# [What is being asked]
Copy out every line exactly as given.

Records excerpted from a collection
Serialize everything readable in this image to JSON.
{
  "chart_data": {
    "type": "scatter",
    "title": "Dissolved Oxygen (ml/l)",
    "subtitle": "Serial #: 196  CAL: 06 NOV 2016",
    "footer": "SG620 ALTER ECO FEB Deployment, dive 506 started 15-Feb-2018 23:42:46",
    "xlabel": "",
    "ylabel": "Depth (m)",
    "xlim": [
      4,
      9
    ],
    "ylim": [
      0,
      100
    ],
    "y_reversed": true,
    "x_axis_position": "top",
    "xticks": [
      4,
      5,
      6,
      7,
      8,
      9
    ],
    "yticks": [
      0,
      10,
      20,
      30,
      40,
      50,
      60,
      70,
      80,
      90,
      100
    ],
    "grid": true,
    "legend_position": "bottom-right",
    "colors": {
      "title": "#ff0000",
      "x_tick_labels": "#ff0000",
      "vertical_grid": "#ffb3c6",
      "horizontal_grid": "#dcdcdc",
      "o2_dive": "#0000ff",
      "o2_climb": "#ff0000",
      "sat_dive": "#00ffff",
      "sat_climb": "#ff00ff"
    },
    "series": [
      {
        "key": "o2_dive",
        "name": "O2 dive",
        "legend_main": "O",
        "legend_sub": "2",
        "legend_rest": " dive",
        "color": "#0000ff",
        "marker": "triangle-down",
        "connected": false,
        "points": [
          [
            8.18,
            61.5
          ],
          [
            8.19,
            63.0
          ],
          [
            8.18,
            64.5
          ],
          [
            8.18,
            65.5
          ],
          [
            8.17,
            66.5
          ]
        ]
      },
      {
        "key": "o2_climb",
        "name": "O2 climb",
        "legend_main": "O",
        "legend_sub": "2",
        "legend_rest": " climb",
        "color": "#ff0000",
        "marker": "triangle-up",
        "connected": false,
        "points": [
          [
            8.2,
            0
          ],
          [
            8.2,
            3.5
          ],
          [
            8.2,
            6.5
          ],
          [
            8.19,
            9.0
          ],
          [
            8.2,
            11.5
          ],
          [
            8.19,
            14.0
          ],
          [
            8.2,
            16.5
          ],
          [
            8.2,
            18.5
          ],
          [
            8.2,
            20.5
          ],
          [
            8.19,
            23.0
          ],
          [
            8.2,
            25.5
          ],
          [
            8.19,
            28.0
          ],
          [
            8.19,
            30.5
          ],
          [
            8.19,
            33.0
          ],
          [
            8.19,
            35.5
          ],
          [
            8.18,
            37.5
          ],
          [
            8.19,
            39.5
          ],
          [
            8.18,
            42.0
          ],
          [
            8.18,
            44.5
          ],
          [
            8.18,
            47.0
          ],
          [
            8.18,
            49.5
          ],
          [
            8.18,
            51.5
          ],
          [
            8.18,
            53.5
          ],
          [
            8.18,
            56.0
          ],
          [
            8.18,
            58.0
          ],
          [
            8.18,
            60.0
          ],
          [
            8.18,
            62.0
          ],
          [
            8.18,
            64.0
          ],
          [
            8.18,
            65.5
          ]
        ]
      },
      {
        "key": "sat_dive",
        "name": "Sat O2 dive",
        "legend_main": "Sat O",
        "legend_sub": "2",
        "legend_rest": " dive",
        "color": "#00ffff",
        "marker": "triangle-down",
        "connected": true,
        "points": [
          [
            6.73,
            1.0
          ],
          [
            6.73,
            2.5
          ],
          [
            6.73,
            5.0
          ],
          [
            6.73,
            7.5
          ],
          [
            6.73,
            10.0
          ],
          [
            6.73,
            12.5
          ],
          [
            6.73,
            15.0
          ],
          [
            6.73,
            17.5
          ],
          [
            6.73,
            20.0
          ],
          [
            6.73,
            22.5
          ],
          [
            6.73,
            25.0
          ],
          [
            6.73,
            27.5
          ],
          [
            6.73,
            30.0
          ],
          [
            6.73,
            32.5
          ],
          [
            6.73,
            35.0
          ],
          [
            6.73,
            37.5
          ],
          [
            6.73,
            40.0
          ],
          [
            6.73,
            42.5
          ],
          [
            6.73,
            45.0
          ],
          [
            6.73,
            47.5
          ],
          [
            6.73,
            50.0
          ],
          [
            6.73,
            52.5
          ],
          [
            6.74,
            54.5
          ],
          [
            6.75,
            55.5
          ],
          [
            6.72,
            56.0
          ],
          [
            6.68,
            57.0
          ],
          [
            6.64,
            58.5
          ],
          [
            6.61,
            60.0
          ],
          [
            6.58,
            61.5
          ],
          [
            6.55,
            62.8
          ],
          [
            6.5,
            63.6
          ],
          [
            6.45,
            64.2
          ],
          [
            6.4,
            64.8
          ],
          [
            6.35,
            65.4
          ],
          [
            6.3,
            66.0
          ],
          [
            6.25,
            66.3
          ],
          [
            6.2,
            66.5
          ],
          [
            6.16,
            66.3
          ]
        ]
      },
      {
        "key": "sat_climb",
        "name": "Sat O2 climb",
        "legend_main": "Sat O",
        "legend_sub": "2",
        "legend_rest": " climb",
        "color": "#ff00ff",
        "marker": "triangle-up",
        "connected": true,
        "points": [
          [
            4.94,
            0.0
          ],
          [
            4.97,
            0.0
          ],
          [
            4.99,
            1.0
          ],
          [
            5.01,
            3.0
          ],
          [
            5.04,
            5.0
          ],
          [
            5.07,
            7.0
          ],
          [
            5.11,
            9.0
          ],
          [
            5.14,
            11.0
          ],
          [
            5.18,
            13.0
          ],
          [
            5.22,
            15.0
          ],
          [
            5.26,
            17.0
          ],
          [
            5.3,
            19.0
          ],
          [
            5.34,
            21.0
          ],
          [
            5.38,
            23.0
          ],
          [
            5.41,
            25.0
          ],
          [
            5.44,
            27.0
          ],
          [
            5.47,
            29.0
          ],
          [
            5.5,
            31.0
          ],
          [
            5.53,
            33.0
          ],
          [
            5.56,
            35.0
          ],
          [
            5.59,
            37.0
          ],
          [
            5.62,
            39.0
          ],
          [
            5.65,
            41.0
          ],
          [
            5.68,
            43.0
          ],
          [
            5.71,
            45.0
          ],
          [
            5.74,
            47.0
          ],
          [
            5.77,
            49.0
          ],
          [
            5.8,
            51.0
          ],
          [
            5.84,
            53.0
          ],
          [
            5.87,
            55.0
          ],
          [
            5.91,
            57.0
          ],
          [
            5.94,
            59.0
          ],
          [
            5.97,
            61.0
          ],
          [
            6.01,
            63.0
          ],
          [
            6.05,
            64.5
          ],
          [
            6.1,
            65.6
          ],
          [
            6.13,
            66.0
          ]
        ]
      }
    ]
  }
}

# [Solution below]
Serialize everything readable in this image to JSON.
{
  "chart_data": {
    "type": "scatter",
    "title": "Dissolved Oxygen (ml/l)",
    "subtitle": "Serial #: 196  CAL: 06 NOV 2016",
    "footer": "SG620 ALTER ECO FEB Deployment, dive 506 started 15-Feb-2018 23:42:46",
    "xlabel": "",
    "ylabel": "Depth (m)",
    "xlim": [
      4,
      9
    ],
    "ylim": [
      0,
      100
    ],
    "y_reversed": true,
    "x_axis_position": "top",
    "xticks": [
      4,
      5,
      6,
      7,
      8,
      9
    ],
    "yticks": [
      0,
      10,
      20,
      30,
      40,
      50,
      60,
      70,
      80,
      90,
      100
    ],
    "grid": true,
    "legend_position": "bottom-right",
    "colors": {
      "title": "#ff0000",
      "x_tick_labels": "#ff0000",
      "vertical_grid": "#ffb3c6",
      "horizontal_grid": "#dcdcdc",
      "o2_dive": "#0000ff",
      "o2_climb": "#ff0000",
      "sat_dive": "#00ffff",
      "sat_climb": "#ff00ff"
    },
    "series": [
      {
        "key": "o2_dive",
        "name": "O2 dive",
        "legend_main": "O",
        "legend_sub": "2",
        "legend_rest": " dive",
        "color": "#0000ff",
        "marker": "triangle-down",
        "connected": false,
        "points": [
          [
            8.18,
            61.5
          ],
          [
            8.19,
            63.0
          ],
          [
            8.18,
            64.5
          ],
          [
            8.18,
            65.5
          ],
          [
            8.17,
            66.5
          ]
        ]
      },
      {
        "key": "o2_climb",
        "name": "O2 climb",
        "legend_main": "O",
        "legend_sub": "2",
        "legend_rest": " climb",
        "color": "#ff0000",
        "marker": "triangle-up",
        "connected": false,
        "points": [
          [
            8.2,
            0
          ],
          [
            8.2,
            3.5
          ],
          [
            8.2,
            6.5
          ],
          [
            8.19,
            9.0
          ],
          [
            8.2,
            11.5
          ],
          [
            8.19,
            14.0
          ],
          [
            8.2,
            16.5
          ],
          [
            8.2,
            18.5
          ],
          [
            8.2,
            20.5
          ],
          [
            8.19,
            23.0
          ],
          [
            8.2,
            25.5
          ],
          [
            8.19,
            28.0
          ],
          [
            8.19,
            30.5
          ],
          [
            8.19,
            33.0
          ],
          [
            8.19,
            35.5
          ],
          [
            8.18,
            37.5
          ],
          [
            8.19,
            39.5
          ],
          [
            8.18,
            42.0
          ],
          [
            8.18,
            44.5
          ],
          [
            8.18,
            47.0
          ],
          [
            8.18,
            49.5
          ],
          [
            8.18,
            51.5
          ],
          [
            8.18,
            53.5
          ],
          [
            8.18,
            56.0
          ],
          [
            8.18,
            58.0
          ],
          [
            8.18,
            60.0
          ],
          [
            8.18,
            62.0
          ],
          [
            8.18,
            64.0
          ],
          [
            8.18,
            65.5
          ]
        ]
      },
      {
        "key": "sat_dive",
        "name": "Sat O2 dive",
        "legend_main": "Sat O",
        "legend_sub": "2",
        "legend_rest": " dive",
        "color": "#00ffff",
        "marker": "triangle-down",
        "connected": true,
        "points": [
          [
            6.73,
            1.0
          ],
          [
            6.73,
            2.5
          ],
          [
            6.73,
            5.0
          ],
          [
            6.73,
            7.5
          ],
          [
            6.73,
            10.0
          ],
          [
            6.73,
            12.5
          ],
          [
            6.73,
            15.0
          ],
          [
            6.73,
            17.5
          ],
          [
            6.73,
            20.0
          ],
          [
            6.73,
            22.5
          ],
          [
            6.73,
            25.0
          ],
          [
            6.73,
            27.5
          ],
          [
            6.73,
            30.0
          ],
          [
            6.73,
            32.5
          ],
          [
            6.73,
            35.0
          ],
          [
            6.73,
            37.5
          ],
          [
            6.73,
            40.0
          ],
          [
            6.73,
            42.5
          ],
          [
            6.73,
            45.0
          ],
          [
            6.73,
            47.5
          ],
          [
            6.73,
            50.0
          ],
          [
            6.73,
            52.5
          ],
          [
            6.74,
            54.5
          ],
          [
            6.75,
            55.5
          ],
          [
            6.72,
            56.0
          ],
          [
            6.68,
            57.0
          ],
          [
            6.64,
            58.5
          ],
          [
            6.61,
            60.0
          ],
          [
            6.58,
            61.5
          ],
          [
            6.55,
            62.8
          ],
          [
            6.5,
            63.6
          ],
          [
            6.45,
            64.2
          ],
          [
            6.4,
            64.8
          ],
          [
            6.35,
            65.4
          ],
          [
            6.3,
            66.0
          ],
          [
            6.25,
            66.3
          ],
          [
            6.2,
            66.5
          ],
          [
            6.16,
            66.3
          ]
        ]
      },
      {
        "key": "sat_climb",
        "name": "Sat O2 climb",
        "legend_main": "Sat O",
        "legend_sub": "2",
        "legend_rest": " climb",
        "color": "#ff00ff",
        "marker": "triangle-up",
        "connected": true,
        "points": [
          [
            4.94,
            0.0
          ],
          [
            4.97,
            0.0
          ],
          [
            4.99,
            1.0
          ],
          [
            5.01,
            3.0
          ],
          [
            5.04,
            5.0
          ],
          [
            5.07,
            7.0
          ],
          [
            5.11,
            9.0
          ],
          [
            5.14,
            11.0
          ],
          [
            5.18,
            13.0
          ],
          [
            5.22,
            15.0
          ],
          [
            5.26,
            17.0
          ],
          [
            5.3,
            19.0
          ],
          [
            5.34,
            21.0
          ],
          [
            5.38,
            23.0
          ],
          [
            5.41,
            25.0
          ],
          [
            5.44,
            27.0
          ],
          [
            5.47,
            29.0
          ],
          [
            5.5,
            31.0
          ],
          [
            5.53,
            33.0
          ],
          [
            5.56,
            35.0
          ],
          [
            5.59,
            37.0
          ],
          [
            5.62,
            39.0
          ],
          [
            5.65,
            41.0
          ],
          [
            5.68,
            43.0
          ],
          [
            5.71,
            45.0
          ],
          [
            5.74,
            47.0
          ],
          [
            5.77,
            49.0
          ],
          [
            5.8,
            51.0
          ],
          [
            5.84,
            53.0
          ],
          [
            5.87,
            55.0
          ],
          [
            5.91,
            57.0
          ],
          [
            5.94,
            59.0
          ],
          [
            5.97,
            61.0
          ],
          [
            6.01,
            63.0
          ],
          [
            6.05,
            64.5
          ],
          [
            6.1,
            65.6
          ],
          [
            6.13,
            66.0
          ]
        ]
      }
    ]
  }
}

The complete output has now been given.